## What you have to do
Copy each line of the entries beneath that contains the word "voskom".

## Entries from a dataset

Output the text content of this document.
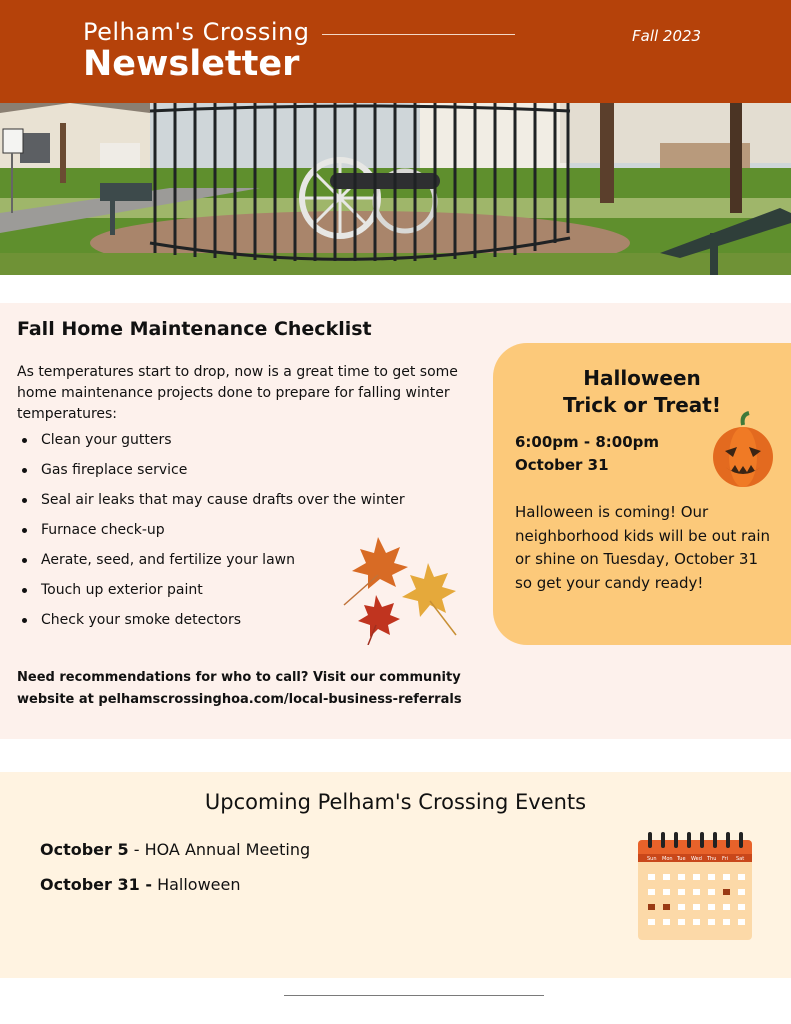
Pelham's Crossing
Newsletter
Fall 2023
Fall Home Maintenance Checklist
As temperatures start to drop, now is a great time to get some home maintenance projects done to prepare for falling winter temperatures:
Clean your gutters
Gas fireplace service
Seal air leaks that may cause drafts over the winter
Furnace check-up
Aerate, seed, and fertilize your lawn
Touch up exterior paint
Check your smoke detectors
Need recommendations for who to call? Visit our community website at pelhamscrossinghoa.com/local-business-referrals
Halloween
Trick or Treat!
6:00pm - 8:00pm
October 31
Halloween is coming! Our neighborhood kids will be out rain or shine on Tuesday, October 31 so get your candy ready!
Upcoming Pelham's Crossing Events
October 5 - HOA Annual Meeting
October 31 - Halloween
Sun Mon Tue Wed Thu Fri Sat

--

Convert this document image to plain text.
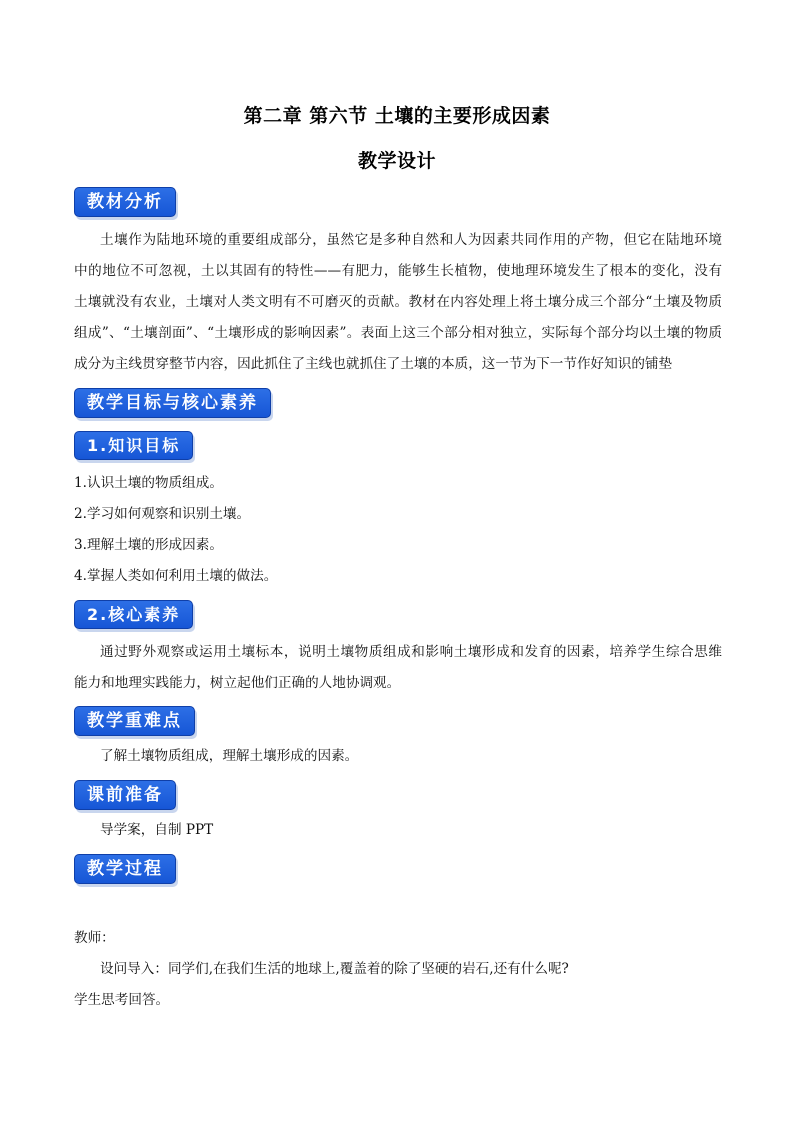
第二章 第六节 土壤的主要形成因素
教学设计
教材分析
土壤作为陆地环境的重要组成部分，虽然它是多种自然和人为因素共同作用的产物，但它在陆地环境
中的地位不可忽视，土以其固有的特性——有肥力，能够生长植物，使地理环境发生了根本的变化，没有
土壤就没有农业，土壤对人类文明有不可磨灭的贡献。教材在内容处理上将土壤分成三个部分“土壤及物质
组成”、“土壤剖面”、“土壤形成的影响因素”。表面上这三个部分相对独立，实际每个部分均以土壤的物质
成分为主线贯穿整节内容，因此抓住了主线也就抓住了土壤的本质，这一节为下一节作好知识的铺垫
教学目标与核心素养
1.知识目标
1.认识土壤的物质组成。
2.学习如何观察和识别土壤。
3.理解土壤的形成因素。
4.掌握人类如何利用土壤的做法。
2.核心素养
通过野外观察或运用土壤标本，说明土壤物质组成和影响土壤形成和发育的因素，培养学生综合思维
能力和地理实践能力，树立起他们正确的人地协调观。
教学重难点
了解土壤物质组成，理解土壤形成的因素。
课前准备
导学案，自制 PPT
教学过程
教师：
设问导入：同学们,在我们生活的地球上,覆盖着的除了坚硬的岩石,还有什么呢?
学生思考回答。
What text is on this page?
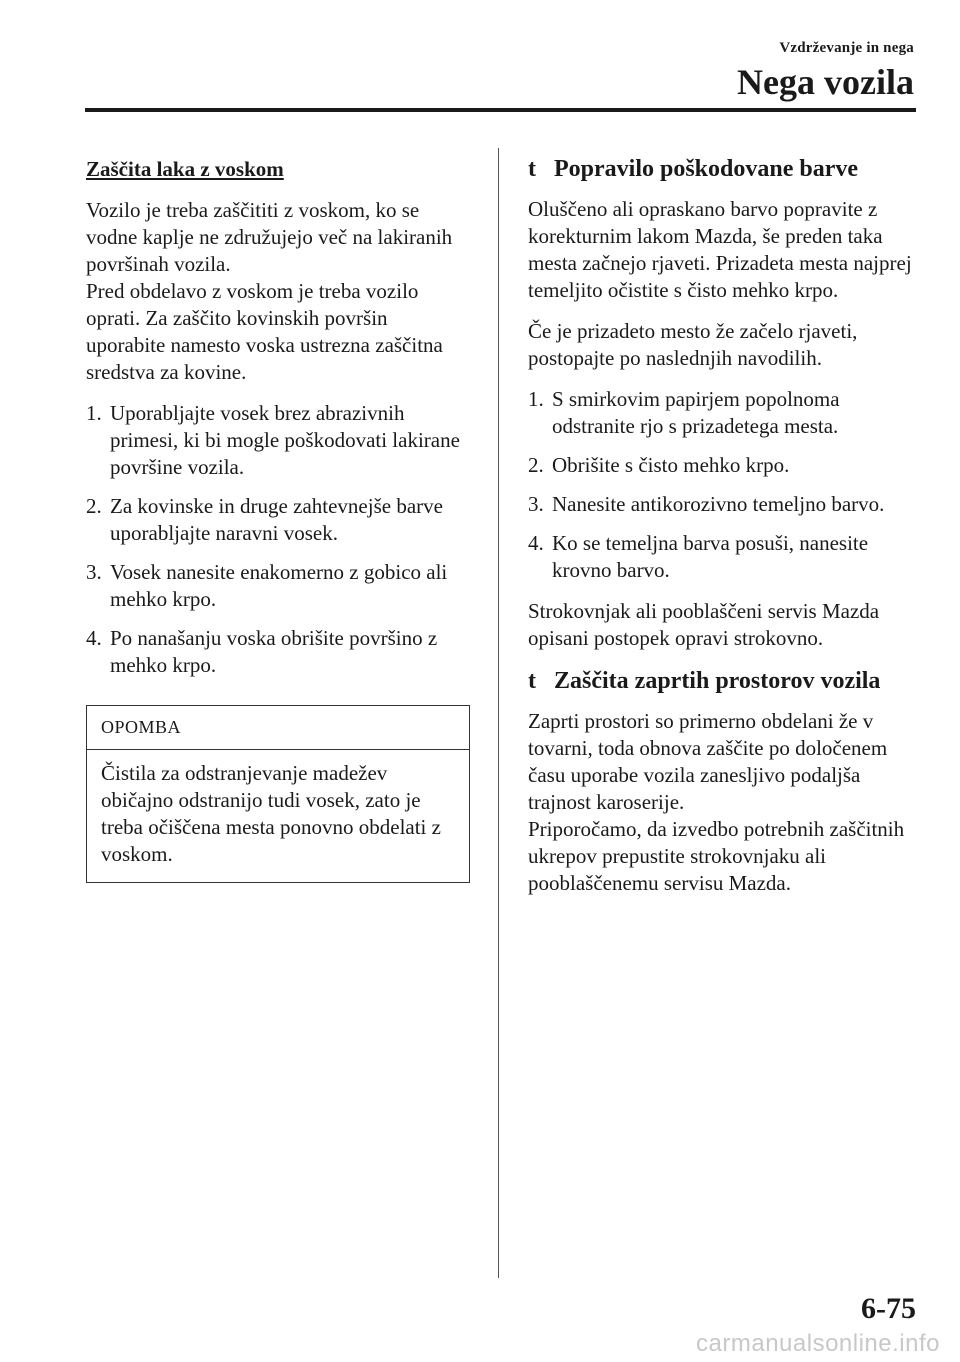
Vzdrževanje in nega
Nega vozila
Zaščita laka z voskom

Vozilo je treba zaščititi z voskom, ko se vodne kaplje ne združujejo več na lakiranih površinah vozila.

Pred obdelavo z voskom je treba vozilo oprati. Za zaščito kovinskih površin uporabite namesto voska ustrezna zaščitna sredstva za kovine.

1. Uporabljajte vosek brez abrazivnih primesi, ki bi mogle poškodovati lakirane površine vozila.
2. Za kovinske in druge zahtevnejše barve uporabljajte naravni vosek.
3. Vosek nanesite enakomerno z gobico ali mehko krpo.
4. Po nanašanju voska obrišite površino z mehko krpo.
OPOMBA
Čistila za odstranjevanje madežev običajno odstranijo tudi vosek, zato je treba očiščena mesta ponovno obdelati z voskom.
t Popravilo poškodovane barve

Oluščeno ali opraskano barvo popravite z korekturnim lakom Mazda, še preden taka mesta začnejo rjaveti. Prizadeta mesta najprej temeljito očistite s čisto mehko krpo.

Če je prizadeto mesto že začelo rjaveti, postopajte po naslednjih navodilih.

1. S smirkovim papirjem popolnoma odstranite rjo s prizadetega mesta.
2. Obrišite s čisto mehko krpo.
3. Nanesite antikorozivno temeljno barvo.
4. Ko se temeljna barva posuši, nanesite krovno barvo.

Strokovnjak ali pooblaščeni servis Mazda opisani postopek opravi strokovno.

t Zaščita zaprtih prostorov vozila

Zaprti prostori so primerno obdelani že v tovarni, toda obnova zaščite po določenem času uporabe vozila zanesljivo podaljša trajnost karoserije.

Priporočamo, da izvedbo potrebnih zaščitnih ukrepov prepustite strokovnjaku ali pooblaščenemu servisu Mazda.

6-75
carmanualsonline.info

...

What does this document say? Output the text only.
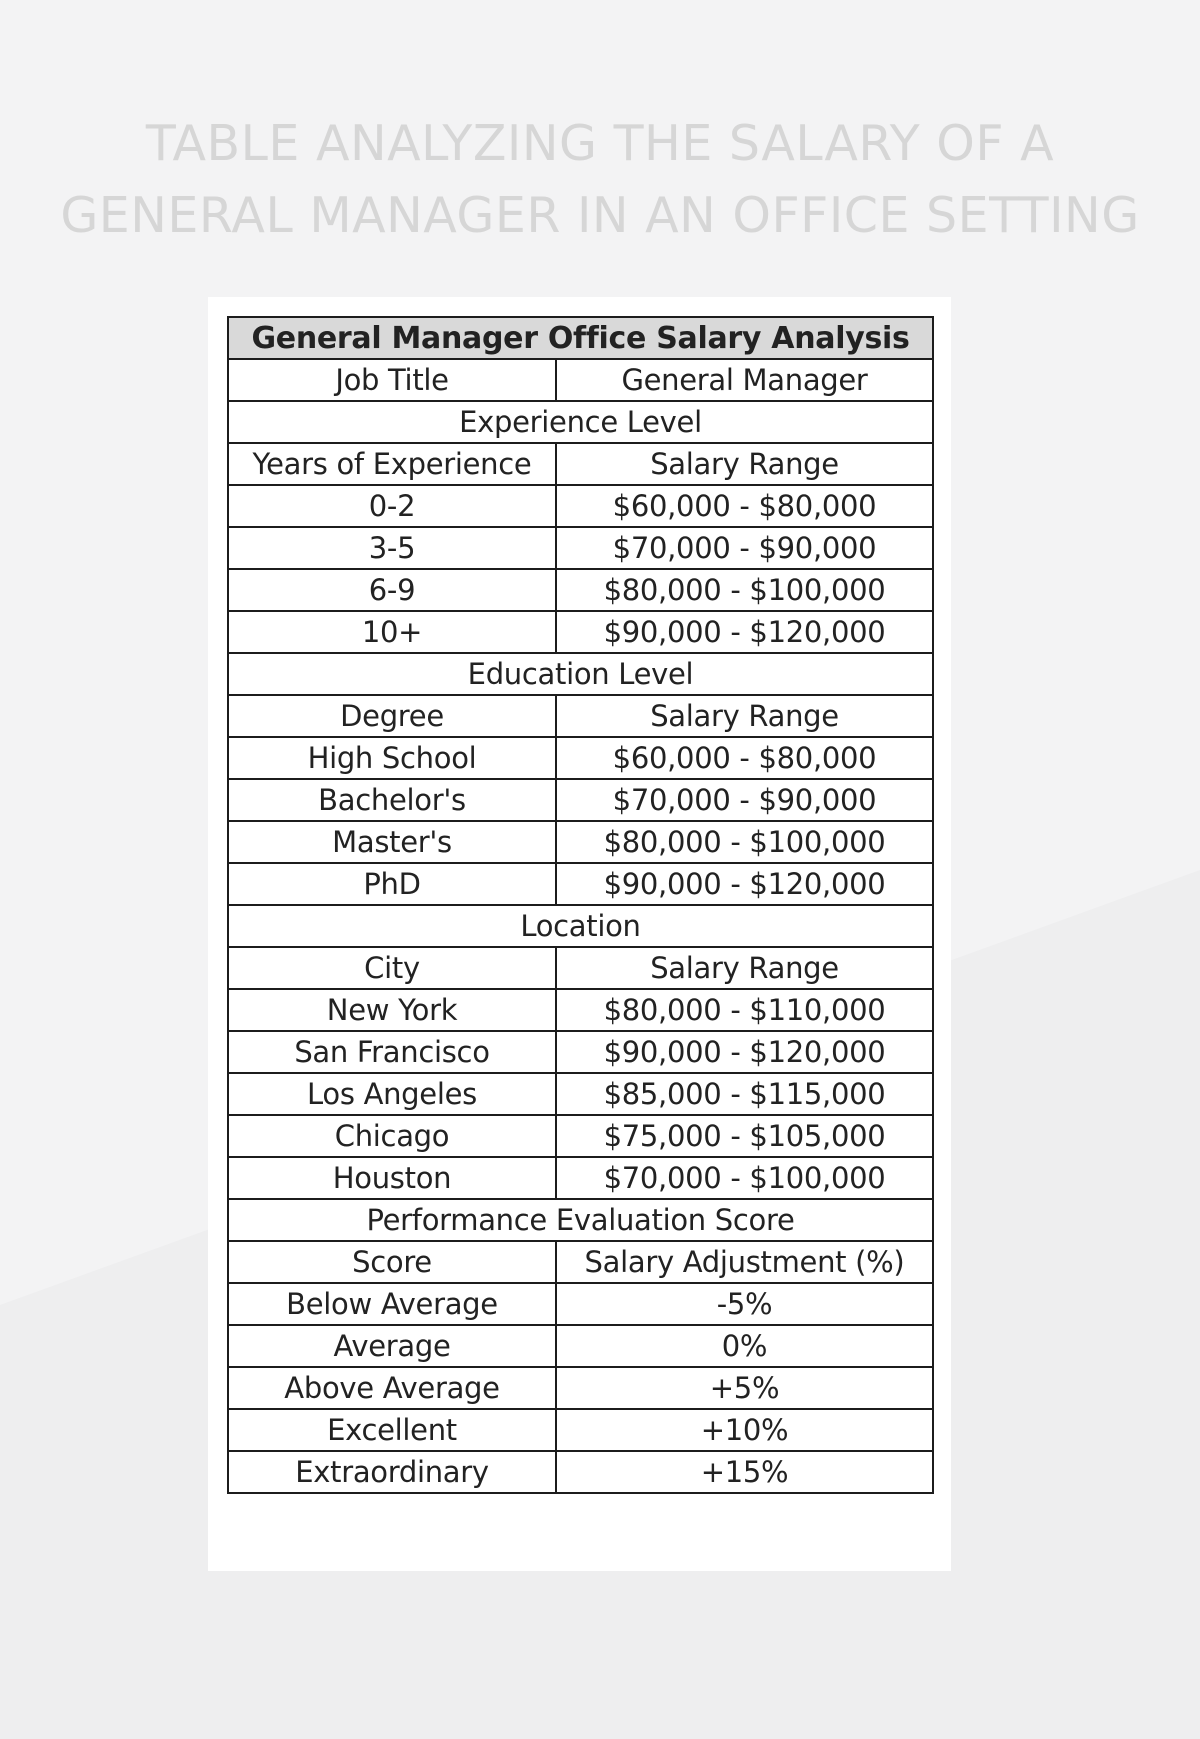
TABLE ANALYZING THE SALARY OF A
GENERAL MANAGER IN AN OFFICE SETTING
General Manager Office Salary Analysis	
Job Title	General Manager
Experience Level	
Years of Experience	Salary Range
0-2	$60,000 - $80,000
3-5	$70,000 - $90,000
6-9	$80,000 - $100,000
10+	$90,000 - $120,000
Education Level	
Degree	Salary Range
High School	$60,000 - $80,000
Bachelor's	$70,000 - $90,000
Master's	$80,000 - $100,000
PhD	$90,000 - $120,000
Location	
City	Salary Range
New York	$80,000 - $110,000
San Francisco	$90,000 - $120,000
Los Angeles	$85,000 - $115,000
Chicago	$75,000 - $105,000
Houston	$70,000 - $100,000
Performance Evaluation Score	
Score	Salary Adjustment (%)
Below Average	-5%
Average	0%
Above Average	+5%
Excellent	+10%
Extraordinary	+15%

## Output of the exercise
Zaščita laka z voskom
Vozilo je treba zaščititi z voskom, ko se vodne kaplje ne združujejo več na lakiranih površinah vozila.
Pred obdelavo z voskom je treba vozilo oprati. Za zaščito kovinskih površin uporabite namesto voska ustrezna zaščitna sredstva za kovine.
Čistila za odstranjevanje madežev običajno odstranijo tudi vosek, zato je treba očiščena mesta ponovno obdelati z voskom.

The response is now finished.